> Task goal:
Please transcribe the records precisely; pictures stay out of your copy.
[start]
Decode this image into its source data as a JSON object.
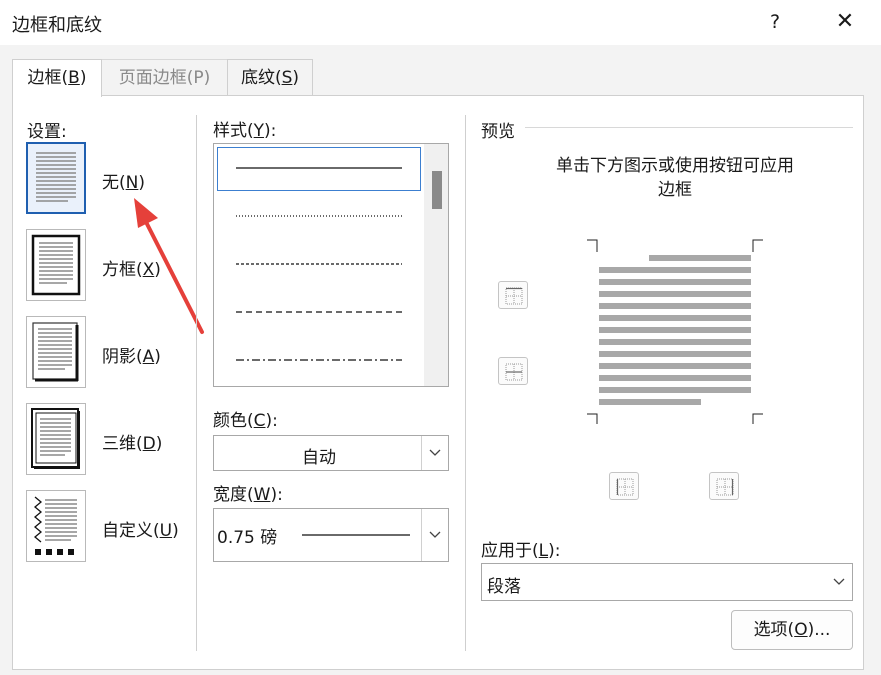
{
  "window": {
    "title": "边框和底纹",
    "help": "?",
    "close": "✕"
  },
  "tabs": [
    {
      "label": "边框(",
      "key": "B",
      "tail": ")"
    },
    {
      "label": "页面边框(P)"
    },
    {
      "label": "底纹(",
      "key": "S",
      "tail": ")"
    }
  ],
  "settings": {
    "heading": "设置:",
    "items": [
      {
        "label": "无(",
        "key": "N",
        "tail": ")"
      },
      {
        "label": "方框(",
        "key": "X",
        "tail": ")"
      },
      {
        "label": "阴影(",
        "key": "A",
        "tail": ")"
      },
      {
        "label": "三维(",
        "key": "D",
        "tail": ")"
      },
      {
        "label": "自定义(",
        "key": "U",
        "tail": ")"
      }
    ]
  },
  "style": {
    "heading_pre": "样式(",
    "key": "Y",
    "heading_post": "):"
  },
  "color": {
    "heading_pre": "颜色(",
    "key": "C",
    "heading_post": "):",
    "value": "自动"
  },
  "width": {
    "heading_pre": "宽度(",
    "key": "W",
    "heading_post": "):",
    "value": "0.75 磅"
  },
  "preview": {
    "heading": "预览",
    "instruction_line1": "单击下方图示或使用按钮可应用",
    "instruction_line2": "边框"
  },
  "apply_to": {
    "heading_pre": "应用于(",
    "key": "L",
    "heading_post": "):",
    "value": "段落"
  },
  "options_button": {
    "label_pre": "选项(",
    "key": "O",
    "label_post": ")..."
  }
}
[end]
> The response:
Decode this image into its source data as a JSON object.
{
  "window": {
    "title": "边框和底纹",
    "help": "?",
    "close": "✕"
  },
  "tabs": [
    {
      "label": "边框(",
      "key": "B",
      "tail": ")"
    },
    {
      "label": "页面边框(P)"
    },
    {
      "label": "底纹(",
      "key": "S",
      "tail": ")"
    }
  ],
  "settings": {
    "heading": "设置:",
    "items": [
      {
        "label": "无(",
        "key": "N",
        "tail": ")"
      },
      {
        "label": "方框(",
        "key": "X",
        "tail": ")"
      },
      {
        "label": "阴影(",
        "key": "A",
        "tail": ")"
      },
      {
        "label": "三维(",
        "key": "D",
        "tail": ")"
      },
      {
        "label": "自定义(",
        "key": "U",
        "tail": ")"
      }
    ]
  },
  "style": {
    "heading_pre": "样式(",
    "key": "Y",
    "heading_post": "):"
  },
  "color": {
    "heading_pre": "颜色(",
    "key": "C",
    "heading_post": "):",
    "value": "自动"
  },
  "width": {
    "heading_pre": "宽度(",
    "key": "W",
    "heading_post": "):",
    "value": "0.75 磅"
  },
  "preview": {
    "heading": "预览",
    "instruction_line1": "单击下方图示或使用按钮可应用",
    "instruction_line2": "边框"
  },
  "apply_to": {
    "heading_pre": "应用于(",
    "key": "L",
    "heading_post": "):",
    "value": "段落"
  },
  "options_button": {
    "label_pre": "选项(",
    "key": "O",
    "label_post": ")..."
  }
}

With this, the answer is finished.